WORK TO COMPLETE | Your task is to output all the records below, word for word.

[Extracted records]
--
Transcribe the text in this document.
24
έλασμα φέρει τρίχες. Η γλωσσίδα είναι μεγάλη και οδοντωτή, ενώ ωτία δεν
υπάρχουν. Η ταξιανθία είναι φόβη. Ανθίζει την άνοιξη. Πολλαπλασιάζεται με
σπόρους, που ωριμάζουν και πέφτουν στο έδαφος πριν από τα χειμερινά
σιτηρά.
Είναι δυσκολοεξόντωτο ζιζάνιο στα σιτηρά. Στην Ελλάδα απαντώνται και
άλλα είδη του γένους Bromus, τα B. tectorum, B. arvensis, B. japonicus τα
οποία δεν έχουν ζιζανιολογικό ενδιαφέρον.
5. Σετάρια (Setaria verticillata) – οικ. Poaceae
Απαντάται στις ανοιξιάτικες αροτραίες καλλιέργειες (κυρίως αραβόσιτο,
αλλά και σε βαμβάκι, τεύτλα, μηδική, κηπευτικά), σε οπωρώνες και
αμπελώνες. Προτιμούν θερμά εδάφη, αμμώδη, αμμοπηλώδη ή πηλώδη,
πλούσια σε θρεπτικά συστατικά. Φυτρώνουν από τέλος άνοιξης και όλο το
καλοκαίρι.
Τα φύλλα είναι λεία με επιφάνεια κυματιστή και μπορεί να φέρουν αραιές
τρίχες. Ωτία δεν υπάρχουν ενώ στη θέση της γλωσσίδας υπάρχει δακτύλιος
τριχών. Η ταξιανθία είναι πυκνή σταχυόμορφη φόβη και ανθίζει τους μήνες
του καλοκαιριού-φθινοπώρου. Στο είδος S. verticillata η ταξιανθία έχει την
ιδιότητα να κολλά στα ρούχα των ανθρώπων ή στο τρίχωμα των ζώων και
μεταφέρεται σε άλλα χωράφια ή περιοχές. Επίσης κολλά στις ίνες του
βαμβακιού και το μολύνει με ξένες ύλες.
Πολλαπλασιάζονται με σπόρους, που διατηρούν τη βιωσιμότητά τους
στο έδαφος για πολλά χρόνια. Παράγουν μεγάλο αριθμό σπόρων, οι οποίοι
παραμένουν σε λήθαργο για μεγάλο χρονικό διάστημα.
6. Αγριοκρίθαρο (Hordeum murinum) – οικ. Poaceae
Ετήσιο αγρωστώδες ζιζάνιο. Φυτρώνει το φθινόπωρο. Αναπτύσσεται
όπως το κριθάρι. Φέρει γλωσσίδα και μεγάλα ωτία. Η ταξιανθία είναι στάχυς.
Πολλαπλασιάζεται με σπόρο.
--
ANSWER TO THE EXERCISE |
Transcribe the text in this document.
24
έλασμα φέρει τρίχες. Η γλωσσίδα είναι μεγάλη και οδοντωτή, ενώ ωτία δεν
υπάρχουν. Η ταξιανθία είναι φόβη. Ανθίζει την άνοιξη. Πολλαπλασιάζεται με
σπόρους, που ωριμάζουν και πέφτουν στο έδαφος πριν από τα χειμερινά
σιτηρά.
Είναι δυσκολοεξόντωτο ζιζάνιο στα σιτηρά. Στην Ελλάδα απαντώνται και
άλλα είδη του γένους Bromus, τα B. tectorum, B. arvensis, B. japonicus τα
οποία δεν έχουν ζιζανιολογικό ενδιαφέρον.
5. Σετάρια (Setaria verticillata) – οικ. Poaceae
Απαντάται στις ανοιξιάτικες αροτραίες καλλιέργειες (κυρίως αραβόσιτο,
αλλά και σε βαμβάκι, τεύτλα, μηδική, κηπευτικά), σε οπωρώνες και
αμπελώνες. Προτιμούν θερμά εδάφη, αμμώδη, αμμοπηλώδη ή πηλώδη,
πλούσια σε θρεπτικά συστατικά. Φυτρώνουν από τέλος άνοιξης και όλο το
καλοκαίρι.
Τα φύλλα είναι λεία με επιφάνεια κυματιστή και μπορεί να φέρουν αραιές
τρίχες. Ωτία δεν υπάρχουν ενώ στη θέση της γλωσσίδας υπάρχει δακτύλιος
τριχών. Η ταξιανθία είναι πυκνή σταχυόμορφη φόβη και ανθίζει τους μήνες
του καλοκαιριού-φθινοπώρου. Στο είδος S. verticillata η ταξιανθία έχει την
ιδιότητα να κολλά στα ρούχα των ανθρώπων ή στο τρίχωμα των ζώων και
μεταφέρεται σε άλλα χωράφια ή περιοχές. Επίσης κολλά στις ίνες του
βαμβακιού και το μολύνει με ξένες ύλες.
Πολλαπλασιάζονται με σπόρους, που διατηρούν τη βιωσιμότητά τους
στο έδαφος για πολλά χρόνια. Παράγουν μεγάλο αριθμό σπόρων, οι οποίοι
παραμένουν σε λήθαργο για μεγάλο χρονικό διάστημα.
6. Αγριοκρίθαρο (Hordeum murinum) – οικ. Poaceae
Ετήσιο αγρωστώδες ζιζάνιο. Φυτρώνει το φθινόπωρο. Αναπτύσσεται
όπως το κριθάρι. Φέρει γλωσσίδα και μεγάλα ωτία. Η ταξιανθία είναι στάχυς.
Πολλαπλασιάζεται με σπόρο.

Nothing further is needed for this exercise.